* [WHAT THE TASK ASKS] Reproduce the listing below in full and without alteration, apart from its pictures.

* [MATERIAL PROVIDED]
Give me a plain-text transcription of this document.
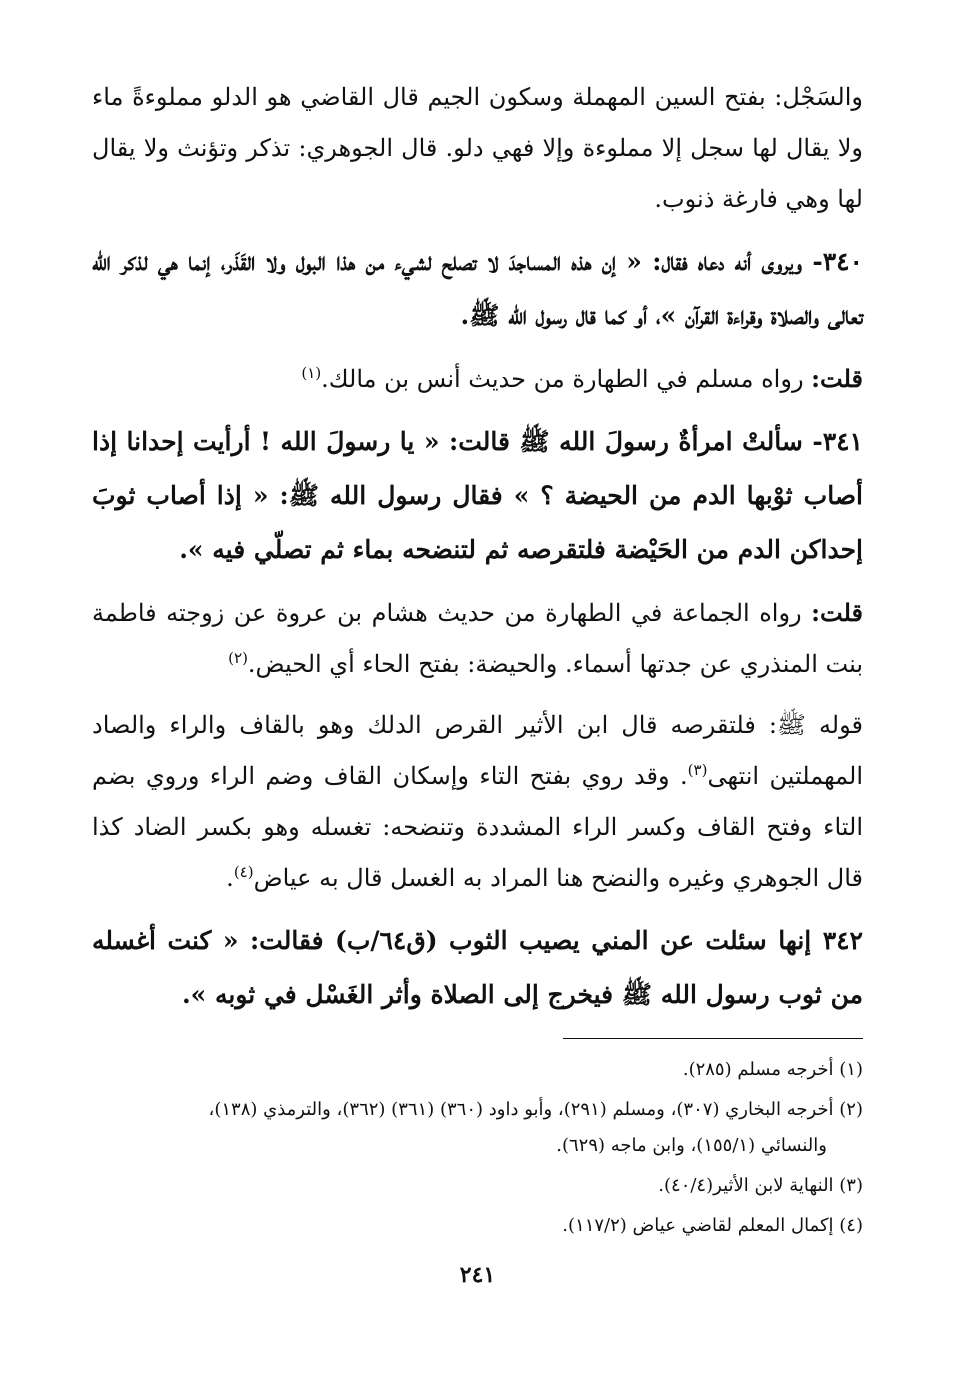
والسَجْل: بفتح السين المهملة وسكون الجيم قال القاضي هو الدلو مملوءةً ماء ولا يقال لها سجل إلا مملوءة وإلا فهي دلو. قال الجوهري: تذكر وتؤنث ولا يقال لها وهي فارغة ذنوب.

٣٤٠- ويروى أنه دعاه فقال: « إن هذه المساجدَ لا تصلح لشيء من هذا البول ولا القَذَر، إنما هي لذكر الله تعالى والصلاة وقراءة القرآن »، أو كما قال رسول الله ﷺ.

قلت: رواه مسلم في الطهارة من حديث أنس بن مالك.$^{(١)}$

٣٤١- سألتْ امرأةٌ رسولَ الله ﷺ قالت: « يا رسولَ الله ! أرأيت إحدانا إذا أصاب ثوْبها الدم من الحيضة ؟ » فقال رسول الله ﷺ: « إذا أصاب ثوبَ إحداكن الدم من الحَيْضة فلتقرصه ثم لتنضحه بماء ثم تصلّي فيه ».

قلت: رواه الجماعة في الطهارة من حديث هشام بن عروة عن زوجته فاطمة بنت المنذري عن جدتها أسماء. والحيضة: بفتح الحاء أي الحيض.$^{(٢)}$

قوله ﷺ: فلتقرصه قال ابن الأثير القرص الدلك وهو بالقاف والراء والصاد المهملتين انتهى$^{(٣)}$. وقد روي بفتح التاء وإسكان القاف وضم الراء وروي بضم التاء وفتح القاف وكسر الراء المشددة وتنضحه: تغسله وهو بكسر الضاد كذا قال الجوهري وغيره والنضح هنا المراد به الغسل قال به عياض$^{(٤)}$.

٣٤٢ إنها سئلت عن المني يصيب الثوب (ق٦٤/ب) فقالت: « كنت أغسله من ثوب رسول الله ﷺ فيخرج إلى الصلاة وأثر الغَسْل في ثوبه ».

(١) أخرجه مسلم (٢٨٥).
(٢) أخرجه البخاري (٣٠٧)، ومسلم (٢٩١)، وأبو داود (٣٦٠) (٣٦١) (٣٦٢)، والترمذي (١٣٨)،
والنسائي (١٥٥/١)، وابن ماجه (٦٢٩).
(٣) النهاية لابن الأثير(٤٠/٤).
(٤) إكمال المعلم لقاضي عياض (١١٧/٢).
٢٤١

* [THE SOLUTION]
Give me a plain-text transcription of this document.
والسَجْل: بفتح السين المهملة وسكون الجيم قال القاضي هو الدلو مملوءةً ماء ولا يقال لها سجل إلا مملوءة وإلا فهي دلو. قال الجوهري: تذكر وتؤنث ولا يقال لها وهي فارغة ذنوب.

٣٤٠- ويروى أنه دعاه فقال: « إن هذه المساجدَ لا تصلح لشيء من هذا البول ولا القَذَر، إنما هي لذكر الله تعالى والصلاة وقراءة القرآن »، أو كما قال رسول الله ﷺ.

قلت: رواه مسلم في الطهارة من حديث أنس بن مالك.$^{(١)}$

٣٤١- سألتْ امرأةٌ رسولَ الله ﷺ قالت: « يا رسولَ الله ! أرأيت إحدانا إذا أصاب ثوْبها الدم من الحيضة ؟ » فقال رسول الله ﷺ: « إذا أصاب ثوبَ إحداكن الدم من الحَيْضة فلتقرصه ثم لتنضحه بماء ثم تصلّي فيه ».

قلت: رواه الجماعة في الطهارة من حديث هشام بن عروة عن زوجته فاطمة بنت المنذري عن جدتها أسماء. والحيضة: بفتح الحاء أي الحيض.$^{(٢)}$

قوله ﷺ: فلتقرصه قال ابن الأثير القرص الدلك وهو بالقاف والراء والصاد المهملتين انتهى$^{(٣)}$. وقد روي بفتح التاء وإسكان القاف وضم الراء وروي بضم التاء وفتح القاف وكسر الراء المشددة وتنضحه: تغسله وهو بكسر الضاد كذا قال الجوهري وغيره والنضح هنا المراد به الغسل قال به عياض$^{(٤)}$.

٣٤٢ إنها سئلت عن المني يصيب الثوب (ق٦٤/ب) فقالت: « كنت أغسله من ثوب رسول الله ﷺ فيخرج إلى الصلاة وأثر الغَسْل في ثوبه ».

(١) أخرجه مسلم (٢٨٥).
(٢) أخرجه البخاري (٣٠٧)، ومسلم (٢٩١)، وأبو داود (٣٦٠) (٣٦١) (٣٦٢)، والترمذي (١٣٨)،
والنسائي (١٥٥/١)، وابن ماجه (٦٢٩).
(٣) النهاية لابن الأثير(٤٠/٤).
(٤) إكمال المعلم لقاضي عياض (١١٧/٢).
٢٤١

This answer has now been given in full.